Tarefas a realizar -
1) No trecho sobre a frase atribuída a Maquiavel, reescreva de forma mais concisa o parágrafo que começa com “Um detalhe interessante”, preservando seus fatos principais.
2) Retome o texto sobre a frase atribuída a Maquiavel e prossiga a partir do ponto em que ele termina.

::: Trecho selecionado :::

Frase sobre a prática de crueldades pertence a Nicolau Maquiavel?
No dia 23 de junho de 2020, uma determinada página no Facebook (arquivo), pretensamente destinada a divulgação científica, disseminou um captura de tela contendo a seguinte frase:
“Você não deve se privar de saber como o mundo funciona, mas como Maquiavel dizia: você deve ser mal o suficiente para saber fazer crueldades e bom o suficiente para não ousar fazê-las“
Embora a frase possua um erro gramatical grosseiro, visto que aquele “mal” (algo feito de forma errada e incorreta) deveria ser “mau” (alguém que faz maldades), a publicação já obteve mais de mil compartilhamentos e 3 mil reações em menos de 24 horas! Além disso, a frase foi atribuída a Nicolau Maquiavel, um notório filósofo italiano que viveu entre os séculos XV e XVI!
Um detalhe interessante é que a imagem (a captura de tela) foi obtida a partir de um tuíte de um perfil chamado “Intelectualcurioso“ (arquivo), que possui cerca de 540 seguidores. Esse tuíte foi publicado no dia 11 de junho de 2020, mas obteve apenas 5 compartilhamentos desde então. Uma vez que a página “ConheCIÊNCIA” possui cerca de 1 milhão de seguidores, a quantidade de pessoas expostas a essa frase foi muito maior!
Enfim! Será que essa frase foi realmente dita ou escrita por Nicolau Maquiavel? Descubra agora, aqui, no E-Farsas!
Verdadeiro ou Falso?

::: Linhas armazenadas :::

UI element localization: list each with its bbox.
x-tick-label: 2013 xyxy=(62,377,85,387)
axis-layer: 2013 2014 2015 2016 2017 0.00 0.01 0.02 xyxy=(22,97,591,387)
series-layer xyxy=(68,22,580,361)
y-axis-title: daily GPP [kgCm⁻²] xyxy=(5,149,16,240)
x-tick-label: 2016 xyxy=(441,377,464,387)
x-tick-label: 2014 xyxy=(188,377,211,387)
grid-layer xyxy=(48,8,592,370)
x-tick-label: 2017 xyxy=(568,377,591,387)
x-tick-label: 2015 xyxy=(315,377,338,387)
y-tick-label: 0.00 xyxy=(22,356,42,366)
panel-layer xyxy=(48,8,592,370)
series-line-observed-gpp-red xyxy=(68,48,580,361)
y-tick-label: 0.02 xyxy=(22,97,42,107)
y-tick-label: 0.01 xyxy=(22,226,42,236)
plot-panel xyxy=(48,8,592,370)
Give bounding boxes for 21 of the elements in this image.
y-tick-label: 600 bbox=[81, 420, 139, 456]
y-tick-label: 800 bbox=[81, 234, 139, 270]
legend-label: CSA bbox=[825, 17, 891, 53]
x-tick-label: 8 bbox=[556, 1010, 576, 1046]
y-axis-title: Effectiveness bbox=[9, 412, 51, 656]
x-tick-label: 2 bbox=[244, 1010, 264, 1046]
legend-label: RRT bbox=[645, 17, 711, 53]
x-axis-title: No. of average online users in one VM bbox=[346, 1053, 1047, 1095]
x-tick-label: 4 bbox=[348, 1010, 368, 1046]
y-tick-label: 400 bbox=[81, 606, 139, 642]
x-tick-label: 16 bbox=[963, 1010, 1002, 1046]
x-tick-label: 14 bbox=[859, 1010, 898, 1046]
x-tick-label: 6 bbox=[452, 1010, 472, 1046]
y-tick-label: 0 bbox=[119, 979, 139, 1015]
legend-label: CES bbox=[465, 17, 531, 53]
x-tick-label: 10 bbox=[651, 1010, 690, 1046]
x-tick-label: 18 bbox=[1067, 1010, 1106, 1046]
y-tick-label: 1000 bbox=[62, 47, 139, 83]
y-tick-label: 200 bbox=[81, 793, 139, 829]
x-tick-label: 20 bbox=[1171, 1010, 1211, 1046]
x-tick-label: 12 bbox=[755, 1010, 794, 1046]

:::

Respostas por tarefa -
1) A captura de tela veio de um tuíte do perfil “Intelectualcurioso”, que tem cerca de 540 seguidores. O tuíte foi publicado em 11 de junho de 2020 e teve apenas 5 compartilhamentos. Como a página “ConheCIÊNCIA” tem cerca de 1 milhão de seguidores, a frase chegou a muito mais pessoas.

2)
Falso! Não há nenhuma evidência histórica de que Nicolau Maquiavel tenha dito ou escrito essa frase! Destrinchamos as principais obras de Maquiavel (“O Príncipe“, “Discursos sobre a Primeira Década de Tito Lívio” e “A Arte da Guerra“), mas não encontramos absolutamente nada nesse sentido.
O mais próximo que encontramos dessa frase foi no livro “O Príncipe”, em que há a seguinte passagem:
“Creio que isso decorra do bom ou do mau uso da crueldade. A crueldade bem empregada — se é lícito falar bem do mal — é aquela que se faz de uma só vez,por necessidade de segurança; depois não se deve perseverar nela, masconvertê-la no máximo de benefícios para os súditos. Mal usadas são aquelas maldades que, embora a princípio sejam poucas, com o tempo aumentam em vez de se extinguirem“
É até interessante destacar que Maquiavel indicava que a crueldade, se bem empregada, seria superior ao excesso de bondade. Logo, essa frase disseminada recentemente nas redes sociais sequer faria muito sentido ao que Maquiavel filosofava.
Numa rápida busca adicional no Google, não há nenhuma referência anterior a essa frase, exceto o tuíte do perfil “Intelectualcurioso”, que por sua vez não indicou nenhuma fonte confiável.
“Os Fins Justificam os Meios”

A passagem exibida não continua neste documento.